__RECORDS SHOWN__
>> START

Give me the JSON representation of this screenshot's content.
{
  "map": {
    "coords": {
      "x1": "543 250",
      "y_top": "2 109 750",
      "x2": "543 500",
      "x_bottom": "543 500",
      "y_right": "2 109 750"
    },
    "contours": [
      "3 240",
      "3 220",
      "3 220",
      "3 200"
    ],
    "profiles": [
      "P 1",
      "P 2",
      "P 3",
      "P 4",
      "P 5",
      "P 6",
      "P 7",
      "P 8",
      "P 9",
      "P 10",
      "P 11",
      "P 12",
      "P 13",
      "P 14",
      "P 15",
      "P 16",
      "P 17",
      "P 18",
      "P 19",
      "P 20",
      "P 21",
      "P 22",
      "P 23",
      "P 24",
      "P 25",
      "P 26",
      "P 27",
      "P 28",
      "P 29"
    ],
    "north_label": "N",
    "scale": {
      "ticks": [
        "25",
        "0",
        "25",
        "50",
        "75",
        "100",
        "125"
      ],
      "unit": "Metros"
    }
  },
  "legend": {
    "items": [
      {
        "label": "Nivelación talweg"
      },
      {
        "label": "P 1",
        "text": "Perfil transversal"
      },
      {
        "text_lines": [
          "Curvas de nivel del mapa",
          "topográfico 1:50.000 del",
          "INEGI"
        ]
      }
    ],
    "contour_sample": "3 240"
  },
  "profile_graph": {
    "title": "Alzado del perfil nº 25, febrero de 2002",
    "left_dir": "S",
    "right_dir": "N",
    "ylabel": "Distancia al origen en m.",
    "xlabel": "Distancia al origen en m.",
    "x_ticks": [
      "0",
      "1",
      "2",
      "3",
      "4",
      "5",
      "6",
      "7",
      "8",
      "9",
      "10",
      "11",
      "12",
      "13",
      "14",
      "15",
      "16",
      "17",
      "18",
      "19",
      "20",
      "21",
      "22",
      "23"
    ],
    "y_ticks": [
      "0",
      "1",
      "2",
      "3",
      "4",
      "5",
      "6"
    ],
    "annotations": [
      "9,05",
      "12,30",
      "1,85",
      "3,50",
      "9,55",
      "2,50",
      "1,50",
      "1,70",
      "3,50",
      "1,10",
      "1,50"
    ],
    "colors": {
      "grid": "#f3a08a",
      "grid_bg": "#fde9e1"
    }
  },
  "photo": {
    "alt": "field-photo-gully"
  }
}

>> END

__AIM__
Search the entries for the word "Distancia" and gather every line where it appears.

__WRITTEN RESPONSE__
    "ylabel": "Distancia al origen en m.",
    "xlabel": "Distancia al origen en m.",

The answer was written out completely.